[Begin]

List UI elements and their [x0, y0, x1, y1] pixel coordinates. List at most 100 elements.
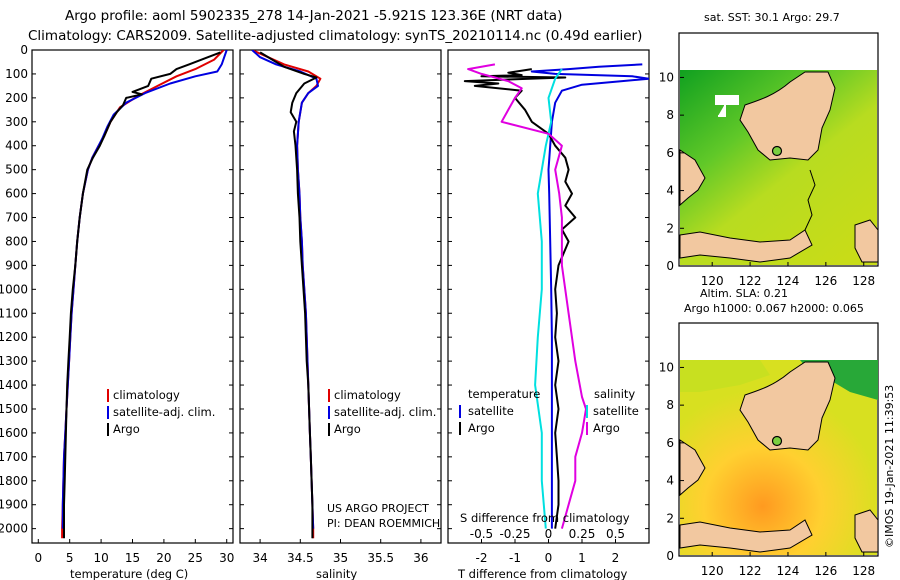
x-tick-label: 30: [219, 551, 234, 565]
map-x-tick-label: 120: [701, 564, 724, 578]
difference-panel: [447, 49, 650, 544]
argo-position-marker: [771, 145, 783, 157]
legend-s-satellite: satellite: [593, 404, 639, 418]
x-tick-label: 10: [93, 551, 108, 565]
map-x-tick-label: 126: [814, 274, 837, 288]
map-x-tick-label: 128: [852, 274, 875, 288]
land-borneo-sulawesi: [739, 361, 836, 451]
legend-argo: Argo: [334, 422, 361, 436]
sst-map: sat. SST: 30.1 Argo: 29.7 120 122 124 126 12…: [659, 11, 879, 288]
x-tick-label: 34.5: [287, 551, 314, 565]
map-y-tick-label: 6: [666, 146, 674, 160]
project-annotation: US ARGO PROJECT: [327, 502, 429, 515]
land-south: [679, 229, 813, 263]
pi-annotation: PI: DEAN ROEMMICH: [327, 517, 440, 530]
salinity-legend: climatology satellite-adj. clim. Argo: [328, 388, 436, 436]
map-x-tick-label: 126: [814, 564, 837, 578]
x-tick-label: 2: [612, 551, 620, 565]
x-tick-label: 34: [252, 551, 267, 565]
cloud-gap: [715, 95, 739, 117]
s-diff-tick-label: -0.25: [499, 527, 530, 541]
s-diff-tick-label: -0.5: [470, 527, 493, 541]
depth-tick-label: 2000: [0, 522, 28, 536]
series-s-argo: [467, 63, 587, 529]
s-diff-tick-label: 0.25: [569, 527, 596, 541]
series-satellite-adj-clim-: [251, 50, 319, 529]
map-y-tick-label: 2: [666, 511, 674, 525]
s-diff-tick-label: 0.5: [606, 527, 625, 541]
temperature-x-ticks: 0 5 10 15 20 25 30: [34, 539, 234, 565]
depth-tick-label: 400: [5, 139, 28, 153]
map-x-tick-label: 122: [739, 274, 762, 288]
land-south: [679, 519, 813, 553]
depth-tick-label: 1900: [0, 498, 28, 512]
x-tick-label: 0: [34, 551, 42, 565]
salinity-x-ticks: 34 34.5 35 35.5 36: [252, 539, 429, 565]
x-tick-label: 15: [125, 551, 140, 565]
land-west: [679, 149, 706, 207]
difference-lines: [463, 63, 649, 529]
depth-tick-label: 1100: [0, 306, 28, 320]
x-tick-label: 25: [188, 551, 203, 565]
salinity-panel: [239, 49, 442, 544]
depth-tick-label: 100: [5, 67, 28, 81]
x-tick-label: 5: [66, 551, 74, 565]
depth-axis: 0 100 200 300 400 500 600 700 800 900 1000 1100 1200…: [0, 43, 649, 536]
sst-map-title: sat. SST: 30.1 Argo: 29.7: [704, 11, 840, 24]
altimetry-map: Altim. SLA: 0.21 Argo h1000: 0.067 h2000…: [659, 287, 879, 578]
temperature-xlabel: temperature (deg C): [70, 567, 188, 580]
temperature-legend: climatology satellite-adj. clim. Argo: [107, 388, 215, 436]
s-diff-tick-label: 0: [545, 527, 553, 541]
legend-argo: Argo: [113, 422, 140, 436]
map-y-tick-label: 8: [666, 398, 674, 412]
map-y-tick-label: 10: [659, 360, 674, 374]
legend-satellite-adj: satellite-adj. clim.: [334, 405, 436, 419]
x-tick-label: 35.5: [367, 551, 394, 565]
depth-tick-label: 700: [5, 211, 28, 225]
depth-tick-label: 900: [5, 258, 28, 272]
x-tick-label: -1: [509, 551, 521, 565]
land-east: [854, 219, 879, 263]
legend-temperature-title: temperature: [468, 387, 540, 401]
map-x-tick-label: 128: [852, 564, 875, 578]
altim-title-line1: Altim. SLA: 0.21: [700, 287, 788, 300]
series-s-satellite: [534, 68, 563, 529]
map-x-tick-label: 120: [701, 274, 724, 288]
depth-tick-label: 500: [5, 163, 28, 177]
depth-tick-label: 1500: [0, 402, 28, 416]
depth-tick-label: 1300: [0, 354, 28, 368]
legend-t-argo: Argo: [468, 421, 495, 435]
depth-tick-label: 600: [5, 187, 28, 201]
credit: ©IMOS 19-Jan-2021 11:39:53: [883, 385, 896, 548]
series-climatology: [61, 50, 225, 539]
series-t-satellite: [530, 63, 649, 529]
land-islands: [804, 169, 816, 231]
map-y-tick-label: 4: [666, 184, 674, 198]
x-tick-label: -2: [476, 551, 488, 565]
land-west: [679, 439, 706, 497]
legend-s-argo: Argo: [593, 421, 620, 435]
legend-climatology: climatology: [334, 388, 401, 402]
temperature-lines: [61, 50, 228, 539]
figure-title-line1: Argo profile: aoml 5902335_278 14-Jan-20…: [65, 8, 562, 24]
temperature-panel: [31, 49, 234, 544]
series-satellite-adj-clim-: [61, 50, 228, 529]
x-tick-label: 0: [545, 551, 553, 565]
depth-tick-label: 1700: [0, 450, 28, 464]
map-x-tick-label: 122: [739, 564, 762, 578]
x-tick-label: 1: [578, 551, 586, 565]
map-y-tick-label: 8: [666, 108, 674, 122]
legend-satellite-adj: satellite-adj. clim.: [113, 405, 215, 419]
salinity-xlabel: salinity: [316, 567, 357, 580]
map-x-tick-label: 124: [777, 274, 800, 288]
map-y-tick-label: 6: [666, 436, 674, 450]
x-tick-label: 20: [156, 551, 171, 565]
series-argo: [63, 51, 221, 539]
legend-salinity-title: salinity: [594, 387, 635, 401]
depth-tick-label: 1400: [0, 378, 28, 392]
x-tick-label: 36: [413, 551, 428, 565]
sdiff-xlabel: S difference from climatology: [460, 511, 630, 525]
map-y-tick-label: 0: [666, 259, 674, 273]
depth-tick-label: 1000: [0, 282, 28, 296]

[End]

Rewrite all the records with every "depth-tick-label" changed to "depth-label" and nothing else altered. Leave out the pictures.

List UI elements and their [x0, y0, x1, y1] pixel coordinates. List at most 100 elements.
x-tick-label: 30: [219, 551, 234, 565]
map-x-tick-label: 120: [701, 564, 724, 578]
difference-panel: [447, 49, 650, 544]
argo-position-marker: [771, 145, 783, 157]
legend-s-satellite: satellite: [593, 404, 639, 418]
x-tick-label: 10: [93, 551, 108, 565]
map-x-tick-label: 126: [814, 274, 837, 288]
map-x-tick-label: 128: [852, 274, 875, 288]
land-borneo-sulawesi: [739, 361, 836, 451]
legend-argo: Argo: [334, 422, 361, 436]
sst-map: sat. SST: 30.1 Argo: 29.7 120 122 124 126 12…: [659, 11, 879, 288]
x-tick-label: 34.5: [287, 551, 314, 565]
map-y-tick-label: 6: [666, 146, 674, 160]
project-annotation: US ARGO PROJECT: [327, 502, 429, 515]
land-south: [679, 229, 813, 263]
pi-annotation: PI: DEAN ROEMMICH: [327, 517, 440, 530]
salinity-legend: climatology satellite-adj. clim. Argo: [328, 388, 436, 436]
map-x-tick-label: 126: [814, 564, 837, 578]
x-tick-label: 2: [612, 551, 620, 565]
x-tick-label: 34: [252, 551, 267, 565]
cloud-gap: [715, 95, 739, 117]
s-diff-tick-label: -0.25: [499, 527, 530, 541]
s-diff-tick-label: -0.5: [470, 527, 493, 541]
depth-label: 2000: [0, 522, 28, 536]
series-s-argo: [467, 63, 587, 529]
s-diff-tick-label: 0.25: [569, 527, 596, 541]
series-satellite-adj-clim-: [251, 50, 319, 529]
map-y-tick-label: 2: [666, 511, 674, 525]
s-diff-tick-label: 0.5: [606, 527, 625, 541]
temperature-x-ticks: 0 5 10 15 20 25 30: [34, 539, 234, 565]
depth-label: 400: [5, 139, 28, 153]
map-x-tick-label: 122: [739, 274, 762, 288]
land-south: [679, 519, 813, 553]
depth-label: 1900: [0, 498, 28, 512]
x-tick-label: 0: [34, 551, 42, 565]
salinity-x-ticks: 34 34.5 35 35.5 36: [252, 539, 429, 565]
x-tick-label: 15: [125, 551, 140, 565]
land-west: [679, 149, 706, 207]
difference-lines: [463, 63, 649, 529]
depth-label: 1100: [0, 306, 28, 320]
x-tick-label: 25: [188, 551, 203, 565]
salinity-panel: [239, 49, 442, 544]
depth-label: 100: [5, 67, 28, 81]
x-tick-label: 5: [66, 551, 74, 565]
depth-axis: 0 100 200 300 400 500 600 700 800 900 1000 1100 1200…: [0, 43, 649, 536]
sst-map-title: sat. SST: 30.1 Argo: 29.7: [704, 11, 840, 24]
altimetry-map: Altim. SLA: 0.21 Argo h1000: 0.067 h2000…: [659, 287, 879, 578]
temperature-xlabel: temperature (deg C): [70, 567, 188, 580]
temperature-legend: climatology satellite-adj. clim. Argo: [107, 388, 215, 436]
s-diff-tick-label: 0: [545, 527, 553, 541]
legend-argo: Argo: [113, 422, 140, 436]
map-y-tick-label: 8: [666, 398, 674, 412]
map-y-tick-label: 10: [659, 360, 674, 374]
legend-satellite-adj: satellite-adj. clim.: [334, 405, 436, 419]
x-tick-label: 35.5: [367, 551, 394, 565]
depth-label: 700: [5, 211, 28, 225]
depth-label: 900: [5, 258, 28, 272]
x-tick-label: -1: [509, 551, 521, 565]
land-east: [854, 219, 879, 263]
legend-temperature-title: temperature: [468, 387, 540, 401]
map-x-tick-label: 128: [852, 564, 875, 578]
altim-title-line1: Altim. SLA: 0.21: [700, 287, 788, 300]
series-s-satellite: [534, 68, 563, 529]
map-x-tick-label: 120: [701, 274, 724, 288]
depth-label: 500: [5, 163, 28, 177]
depth-label: 1500: [0, 402, 28, 416]
depth-label: 1300: [0, 354, 28, 368]
legend-t-argo: Argo: [468, 421, 495, 435]
depth-label: 600: [5, 187, 28, 201]
credit: ©IMOS 19-Jan-2021 11:39:53: [883, 385, 896, 548]
series-climatology: [61, 50, 225, 539]
series-t-satellite: [530, 63, 649, 529]
land-islands: [804, 169, 816, 231]
map-y-tick-label: 4: [666, 184, 674, 198]
x-tick-label: -2: [476, 551, 488, 565]
land-west: [679, 439, 706, 497]
legend-s-argo: Argo: [593, 421, 620, 435]
legend-climatology: climatology: [334, 388, 401, 402]
temperature-lines: [61, 50, 228, 539]
figure-title-line1: Argo profile: aoml 5902335_278 14-Jan-20…: [65, 8, 562, 24]
temperature-panel: [31, 49, 234, 544]
series-satellite-adj-clim-: [61, 50, 228, 529]
x-tick-label: 0: [545, 551, 553, 565]
depth-label: 1700: [0, 450, 28, 464]
map-x-tick-label: 122: [739, 564, 762, 578]
x-tick-label: 1: [578, 551, 586, 565]
map-y-tick-label: 8: [666, 108, 674, 122]
legend-satellite-adj: satellite-adj. clim.: [113, 405, 215, 419]
salinity-xlabel: salinity: [316, 567, 357, 580]
map-x-tick-label: 124: [777, 274, 800, 288]
map-y-tick-label: 6: [666, 436, 674, 450]
x-tick-label: 20: [156, 551, 171, 565]
series-argo: [63, 51, 221, 539]
legend-salinity-title: salinity: [594, 387, 635, 401]
depth-label: 1400: [0, 378, 28, 392]
x-tick-label: 36: [413, 551, 428, 565]
sdiff-xlabel: S difference from climatology: [460, 511, 630, 525]
map-y-tick-label: 0: [666, 259, 674, 273]
depth-label: 1000: [0, 282, 28, 296]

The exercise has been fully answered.